(Dataset items)

********************

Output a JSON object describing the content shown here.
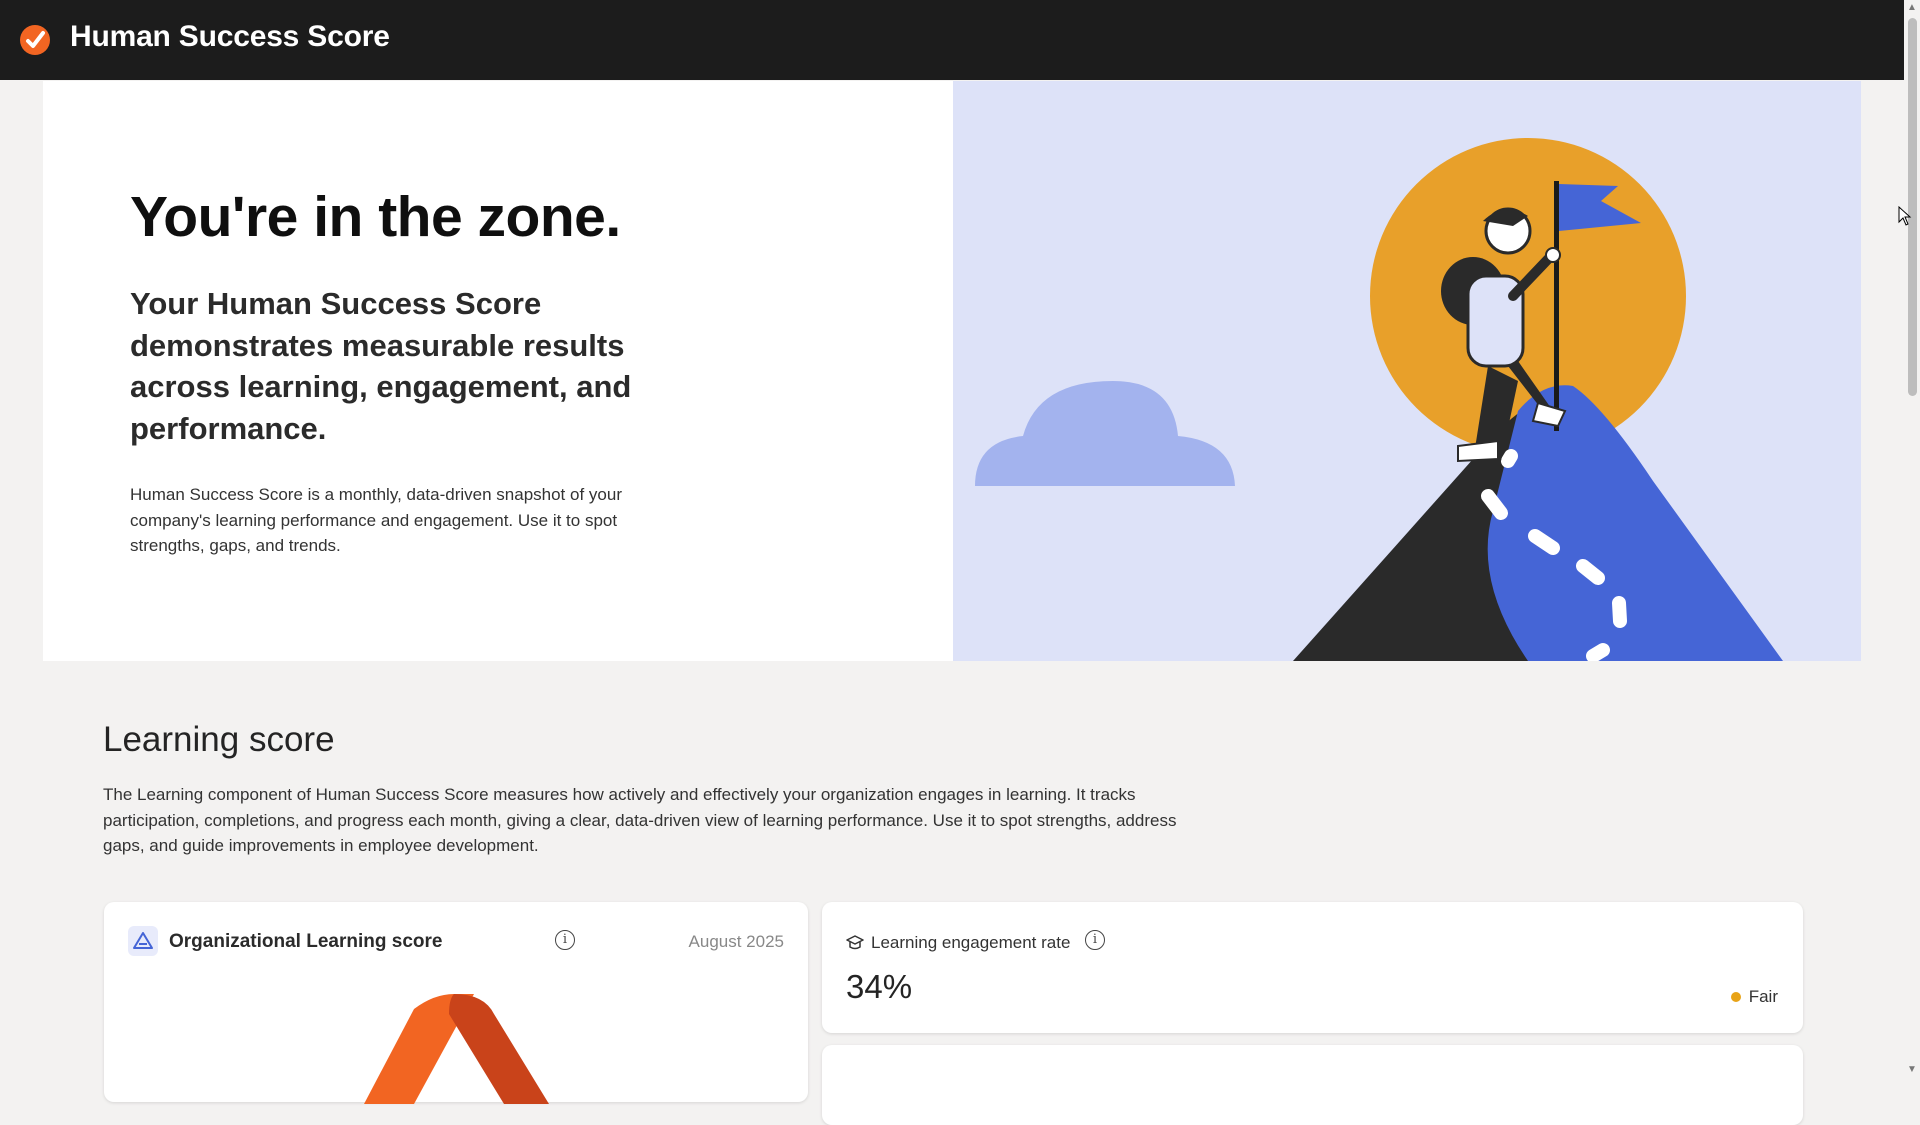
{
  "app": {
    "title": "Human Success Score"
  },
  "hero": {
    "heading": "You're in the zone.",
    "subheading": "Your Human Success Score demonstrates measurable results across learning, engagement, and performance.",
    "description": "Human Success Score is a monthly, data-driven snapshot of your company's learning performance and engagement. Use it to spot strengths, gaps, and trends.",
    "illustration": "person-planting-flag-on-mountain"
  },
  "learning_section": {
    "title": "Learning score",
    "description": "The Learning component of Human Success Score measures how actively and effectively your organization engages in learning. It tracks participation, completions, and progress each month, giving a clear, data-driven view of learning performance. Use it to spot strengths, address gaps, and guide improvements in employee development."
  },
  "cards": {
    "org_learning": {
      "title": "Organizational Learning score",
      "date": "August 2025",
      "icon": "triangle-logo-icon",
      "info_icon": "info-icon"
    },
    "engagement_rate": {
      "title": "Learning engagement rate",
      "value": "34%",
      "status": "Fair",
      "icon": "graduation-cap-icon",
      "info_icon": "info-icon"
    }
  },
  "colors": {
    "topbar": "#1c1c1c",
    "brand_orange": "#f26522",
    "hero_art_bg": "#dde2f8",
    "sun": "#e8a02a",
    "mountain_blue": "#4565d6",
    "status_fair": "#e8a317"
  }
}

********************

## Your instructions
All of the entries above should be duplicated exactly, except for the pictures.

## Exercise result
Output a JSON object describing the content shown here.
{
  "app": {
    "title": "Human Success Score"
  },
  "hero": {
    "heading": "You're in the zone.",
    "subheading": "Your Human Success Score demonstrates measurable results across learning, engagement, and performance.",
    "description": "Human Success Score is a monthly, data-driven snapshot of your company's learning performance and engagement. Use it to spot strengths, gaps, and trends.",
    "illustration": "person-planting-flag-on-mountain"
  },
  "learning_section": {
    "title": "Learning score",
    "description": "The Learning component of Human Success Score measures how actively and effectively your organization engages in learning. It tracks participation, completions, and progress each month, giving a clear, data-driven view of learning performance. Use it to spot strengths, address gaps, and guide improvements in employee development."
  },
  "cards": {
    "org_learning": {
      "title": "Organizational Learning score",
      "date": "August 2025",
      "icon": "triangle-logo-icon",
      "info_icon": "info-icon"
    },
    "engagement_rate": {
      "title": "Learning engagement rate",
      "value": "34%",
      "status": "Fair",
      "icon": "graduation-cap-icon",
      "info_icon": "info-icon"
    }
  },
  "colors": {
    "topbar": "#1c1c1c",
    "brand_orange": "#f26522",
    "hero_art_bg": "#dde2f8",
    "sun": "#e8a02a",
    "mountain_blue": "#4565d6",
    "status_fair": "#e8a317"
  }
}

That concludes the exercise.